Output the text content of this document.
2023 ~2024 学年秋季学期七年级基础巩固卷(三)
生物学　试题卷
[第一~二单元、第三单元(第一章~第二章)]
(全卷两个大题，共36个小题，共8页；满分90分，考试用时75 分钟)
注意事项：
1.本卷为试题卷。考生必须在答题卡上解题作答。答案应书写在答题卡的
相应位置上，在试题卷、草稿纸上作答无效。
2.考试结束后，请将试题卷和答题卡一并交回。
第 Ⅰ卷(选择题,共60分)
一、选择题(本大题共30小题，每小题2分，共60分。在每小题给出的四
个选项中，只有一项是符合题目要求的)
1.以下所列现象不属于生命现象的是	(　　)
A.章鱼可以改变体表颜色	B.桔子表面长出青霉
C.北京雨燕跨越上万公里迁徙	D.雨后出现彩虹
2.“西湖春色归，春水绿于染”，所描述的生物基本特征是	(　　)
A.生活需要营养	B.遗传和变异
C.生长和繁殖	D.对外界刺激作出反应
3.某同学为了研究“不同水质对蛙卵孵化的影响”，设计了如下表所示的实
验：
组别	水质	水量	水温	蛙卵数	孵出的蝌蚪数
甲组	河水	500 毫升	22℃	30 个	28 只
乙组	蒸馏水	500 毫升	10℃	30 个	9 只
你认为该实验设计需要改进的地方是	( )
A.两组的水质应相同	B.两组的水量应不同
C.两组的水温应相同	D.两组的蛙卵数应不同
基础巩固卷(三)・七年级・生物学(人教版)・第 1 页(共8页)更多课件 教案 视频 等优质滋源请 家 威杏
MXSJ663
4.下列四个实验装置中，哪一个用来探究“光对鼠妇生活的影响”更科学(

# # # # # # #

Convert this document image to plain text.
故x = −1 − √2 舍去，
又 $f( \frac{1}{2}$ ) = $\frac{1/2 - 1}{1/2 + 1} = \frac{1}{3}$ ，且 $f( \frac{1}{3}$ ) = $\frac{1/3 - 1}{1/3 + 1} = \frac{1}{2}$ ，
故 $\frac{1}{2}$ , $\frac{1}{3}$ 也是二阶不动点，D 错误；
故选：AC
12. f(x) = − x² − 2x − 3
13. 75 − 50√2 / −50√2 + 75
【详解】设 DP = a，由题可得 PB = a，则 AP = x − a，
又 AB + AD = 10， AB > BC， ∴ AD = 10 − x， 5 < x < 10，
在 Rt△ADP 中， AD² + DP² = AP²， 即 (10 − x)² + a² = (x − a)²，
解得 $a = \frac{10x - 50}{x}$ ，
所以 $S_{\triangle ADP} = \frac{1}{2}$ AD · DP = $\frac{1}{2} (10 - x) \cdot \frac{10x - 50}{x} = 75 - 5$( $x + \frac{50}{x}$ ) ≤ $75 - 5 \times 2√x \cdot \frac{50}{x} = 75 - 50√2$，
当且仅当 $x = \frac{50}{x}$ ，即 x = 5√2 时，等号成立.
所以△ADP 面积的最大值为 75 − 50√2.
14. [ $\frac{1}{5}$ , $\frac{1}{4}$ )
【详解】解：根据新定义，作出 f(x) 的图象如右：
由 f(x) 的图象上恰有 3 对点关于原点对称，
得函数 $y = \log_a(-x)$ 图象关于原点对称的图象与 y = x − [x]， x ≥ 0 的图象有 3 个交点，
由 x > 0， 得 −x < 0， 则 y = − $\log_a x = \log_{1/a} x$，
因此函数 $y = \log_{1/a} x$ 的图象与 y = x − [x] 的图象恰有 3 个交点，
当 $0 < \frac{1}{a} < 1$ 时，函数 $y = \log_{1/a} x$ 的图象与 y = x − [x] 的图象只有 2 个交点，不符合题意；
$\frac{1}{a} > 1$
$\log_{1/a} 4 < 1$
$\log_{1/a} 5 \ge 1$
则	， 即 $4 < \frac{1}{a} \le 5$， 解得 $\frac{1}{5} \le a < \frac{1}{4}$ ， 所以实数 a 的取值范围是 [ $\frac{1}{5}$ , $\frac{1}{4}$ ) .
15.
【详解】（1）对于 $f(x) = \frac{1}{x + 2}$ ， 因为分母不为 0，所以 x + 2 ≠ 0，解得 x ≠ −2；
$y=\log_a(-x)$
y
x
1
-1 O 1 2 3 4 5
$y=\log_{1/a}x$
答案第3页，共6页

# # # # # # #

Required work
Scan the listing above. Gather each line that contains the word "this".

Result
Output the text content of this document.
Convert this document image to plain text.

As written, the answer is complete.